PROBLEM TO WORK ON.
In your copy, reproduce the entries exactly as they are, minus the images.

── RECORDED INFORMATION ──

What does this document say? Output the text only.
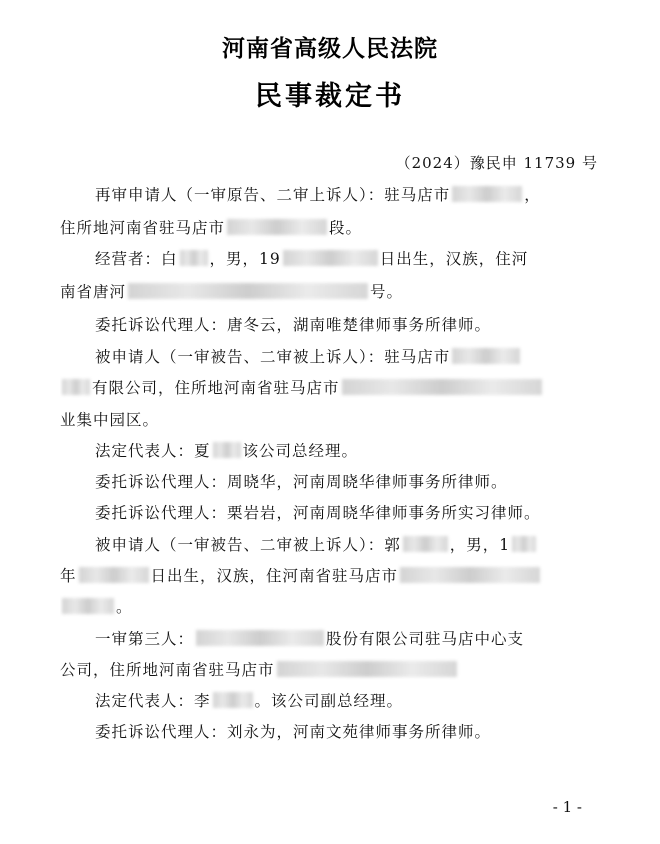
河南省高级人民法院
民事裁定书
（2024）豫民申 11739 号
再审申请人（一审原告、二审上诉人）：驻马店市	，
住所地河南省驻马店市	段。
经营者：白 ，男，19	日出生，汉族，住河
南省唐河	号。
委托诉讼代理人：唐冬云，湖南唯楚律师事务所律师。
被申请人（一审被告、二审被上诉人）：驻马店市
有限公司，住所地河南省驻马店市
业集中园区。
法定代表人：夏 该公司总经理。
委托诉讼代理人：周晓华，河南周晓华律师事务所律师。
委托诉讼代理人：栗岩岩，河南周晓华律师事务所实习律师。
被申请人（一审被告、二审被上诉人）：郭	，男，1
年	日出生，汉族，住河南省驻马店市
。
一审第三人：	股份有限公司驻马店中心支
公司，住所地河南省驻马店市
法定代表人：李	。该公司副总经理。
委托诉讼代理人：刘永为，河南文苑律师事务所律师。
- 1 -
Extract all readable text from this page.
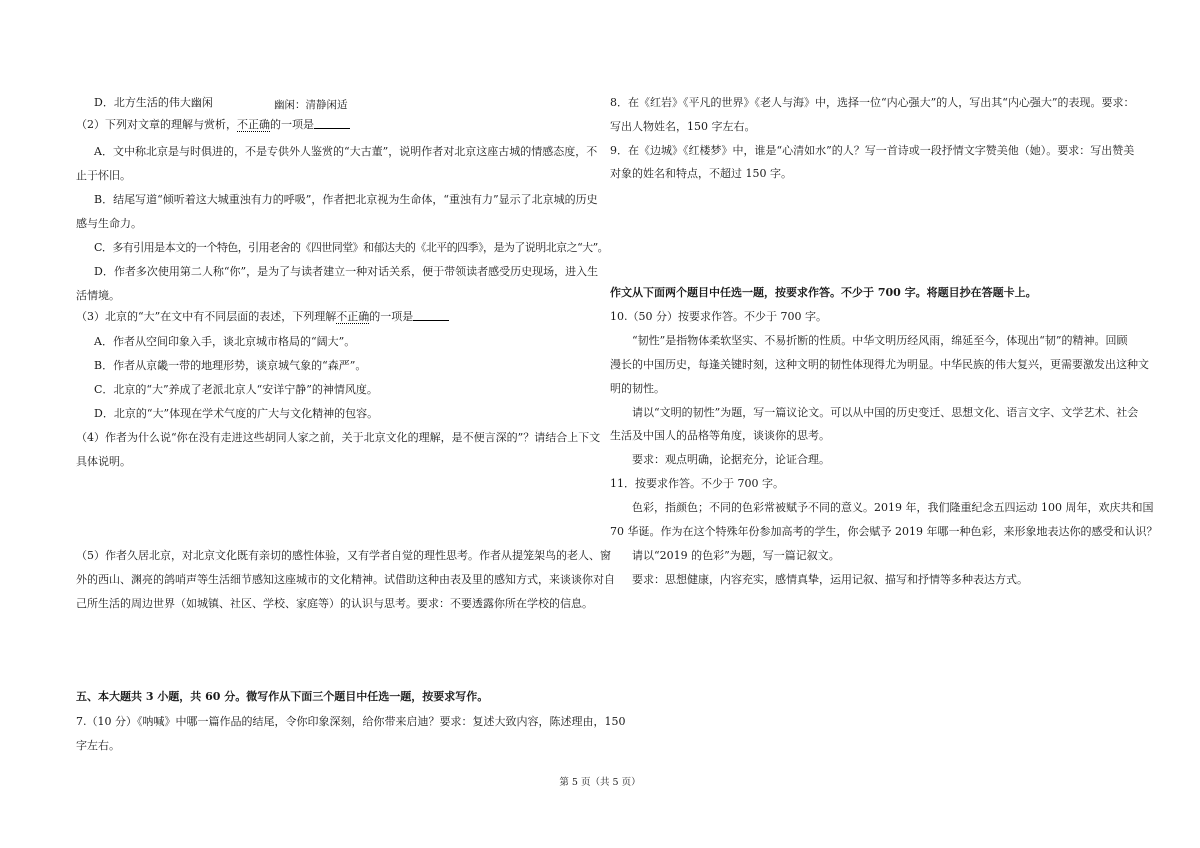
D．北方生活的伟大幽闲	幽闲：清静闲适
（2）下列对文章的理解与赏析，不正确的一项是
A．文中称北京是与时俱进的，不是专供外人鉴赏的“大古董”，说明作者对北京这座古城的情感态度，不
止于怀旧。
B．结尾写道“倾听着这大城重浊有力的呼吸”，作者把北京视为生命体，“重浊有力”显示了北京城的历史
感与生命力。
C．多有引用是本文的一个特色，引用老舍的《四世同堂》和郁达夫的《北平的四季》，是为了说明北京之“大”。
D．作者多次使用第二人称“你”，是为了与读者建立一种对话关系，便于带领读者感受历史现场，进入生
活情境。
（3）北京的“大”在文中有不同层面的表述，下列理解不正确的一项是
A．作者从空间印象入手，谈北京城市格局的“阔大”。
B．作者从京畿一带的地理形势，谈京城气象的“森严”。
C．北京的“大”养成了老派北京人“安详宁静”的神情风度。
D．北京的“大”体现在学术气度的广大与文化精神的包容。
（4）作者为什么说“你在没有走进这些胡同人家之前，关于北京文化的理解，是不便言深的”？请结合上下文
具体说明。
（5）作者久居北京，对北京文化既有亲切的感性体验，又有学者自觉的理性思考。作者从提笼架鸟的老人、窗
外的西山、渊亮的鸽哨声等生活细节感知这座城市的文化精神。试借助这种由表及里的感知方式，来谈谈你对自
己所生活的周边世界（如城镇、社区、学校、家庭等）的认识与思考。要求：不要透露你所在学校的信息。
五、本大题共 3 小题，共 60 分。微写作从下面三个题目中任选一题，按要求写作。
7.（10 分）《呐喊》中哪一篇作品的结尾，令你印象深刻，给你带来启迪？要求：复述大致内容，陈述理由，150
字左右。
8．在《红岩》《平凡的世界》《老人与海》中，选择一位“内心强大”的人，写出其“内心强大”的表现。要求：
写出人物姓名，150 字左右。
9．在《边城》《红楼梦》中，谁是“心清如水”的人？写一首诗或一段抒情文字赞美他（她）。要求：写出赞美
对象的姓名和特点，不超过 150 字。
作文从下面两个题目中任选一题，按要求作答。不少于 700 字。将题目抄在答题卡上。
10.（50 分）按要求作答。不少于 700 字。
“韧性”是指物体柔软坚实、不易折断的性质。中华文明历经风雨，绵延至今，体现出“韧”的精神。回顾
漫长的中国历史，每逢关键时刻，这种文明的韧性体现得尤为明显。中华民族的伟大复兴，更需要激发出这种文
明的韧性。
请以“文明的韧性”为题，写一篇议论文。可以从中国的历史变迁、思想文化、语言文字、文学艺术、社会
生活及中国人的品格等角度，谈谈你的思考。
要求：观点明确，论据充分，论证合理。
11．按要求作答。不少于 700 字。
色彩，指颜色；不同的色彩常被赋予不同的意义。2019 年，我们隆重纪念五四运动 100 周年，欢庆共和国
70 华诞。作为在这个特殊年份参加高考的学生，你会赋予 2019 年哪一种色彩，来形象地表达你的感受和认识？
请以“2019 的色彩”为题，写一篇记叙文。
要求：思想健康，内容充实，感情真挚，运用记叙、描写和抒情等多种表达方式。
第 5 页（共 5 页）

───

SOLUTION FOR THIS TASK.
What does this document say? Output the text only.
河南省高级人民法院
民事裁定书
（2024）豫民申 11739 号
再审申请人（一审原告、二审上诉人）：驻马店市	，
住所地河南省驻马店市	段。
经营者：白 ，男，19	日出生，汉族，住河
南省唐河	号。
委托诉讼代理人：唐冬云，湖南唯楚律师事务所律师。
被申请人（一审被告、二审被上诉人）：驻马店市
有限公司，住所地河南省驻马店市
业集中园区。
法定代表人：夏 该公司总经理。
委托诉讼代理人：周晓华，河南周晓华律师事务所律师。
委托诉讼代理人：栗岩岩，河南周晓华律师事务所实习律师。
被申请人（一审被告、二审被上诉人）：郭	，男，1
年	日出生，汉族，住河南省驻马店市
。
一审第三人：	股份有限公司驻马店中心支
公司，住所地河南省驻马店市
法定代表人：李	。该公司副总经理。
委托诉讼代理人：刘永为，河南文苑律师事务所律师。
- 1 -
Extract all readable text from this page.
D．北方生活的伟大幽闲	幽闲：清静闲适
（2）下列对文章的理解与赏析，不正确的一项是
A．文中称北京是与时俱进的，不是专供外人鉴赏的“大古董”，说明作者对北京这座古城的情感态度，不
止于怀旧。
B．结尾写道“倾听着这大城重浊有力的呼吸”，作者把北京视为生命体，“重浊有力”显示了北京城的历史
感与生命力。
C．多有引用是本文的一个特色，引用老舍的《四世同堂》和郁达夫的《北平的四季》，是为了说明北京之“大”。
D．作者多次使用第二人称“你”，是为了与读者建立一种对话关系，便于带领读者感受历史现场，进入生
活情境。
（3）北京的“大”在文中有不同层面的表述，下列理解不正确的一项是
A．作者从空间印象入手，谈北京城市格局的“阔大”。
B．作者从京畿一带的地理形势，谈京城气象的“森严”。
C．北京的“大”养成了老派北京人“安详宁静”的神情风度。
D．北京的“大”体现在学术气度的广大与文化精神的包容。
（4）作者为什么说“你在没有走进这些胡同人家之前，关于北京文化的理解，是不便言深的”？请结合上下文
具体说明。
（5）作者久居北京，对北京文化既有亲切的感性体验，又有学者自觉的理性思考。作者从提笼架鸟的老人、窗
外的西山、渊亮的鸽哨声等生活细节感知这座城市的文化精神。试借助这种由表及里的感知方式，来谈谈你对自
己所生活的周边世界（如城镇、社区、学校、家庭等）的认识与思考。要求：不要透露你所在学校的信息。
五、本大题共 3 小题，共 60 分。微写作从下面三个题目中任选一题，按要求写作。
7.（10 分）《呐喊》中哪一篇作品的结尾，令你印象深刻，给你带来启迪？要求：复述大致内容，陈述理由，150
字左右。
8．在《红岩》《平凡的世界》《老人与海》中，选择一位“内心强大”的人，写出其“内心强大”的表现。要求：
写出人物姓名，150 字左右。
9．在《边城》《红楼梦》中，谁是“心清如水”的人？写一首诗或一段抒情文字赞美他（她）。要求：写出赞美
对象的姓名和特点，不超过 150 字。
作文从下面两个题目中任选一题，按要求作答。不少于 700 字。将题目抄在答题卡上。
10.（50 分）按要求作答。不少于 700 字。
“韧性”是指物体柔软坚实、不易折断的性质。中华文明历经风雨，绵延至今，体现出“韧”的精神。回顾
漫长的中国历史，每逢关键时刻，这种文明的韧性体现得尤为明显。中华民族的伟大复兴，更需要激发出这种文
明的韧性。
请以“文明的韧性”为题，写一篇议论文。可以从中国的历史变迁、思想文化、语言文字、文学艺术、社会
生活及中国人的品格等角度，谈谈你的思考。
要求：观点明确，论据充分，论证合理。
11．按要求作答。不少于 700 字。
色彩，指颜色；不同的色彩常被赋予不同的意义。2019 年，我们隆重纪念五四运动 100 周年，欢庆共和国
70 华诞。作为在这个特殊年份参加高考的学生，你会赋予 2019 年哪一种色彩，来形象地表达你的感受和认识？
请以“2019 的色彩”为题，写一篇记叙文。
要求：思想健康，内容充实，感情真挚，运用记叙、描写和抒情等多种表达方式。
第 5 页（共 5 页）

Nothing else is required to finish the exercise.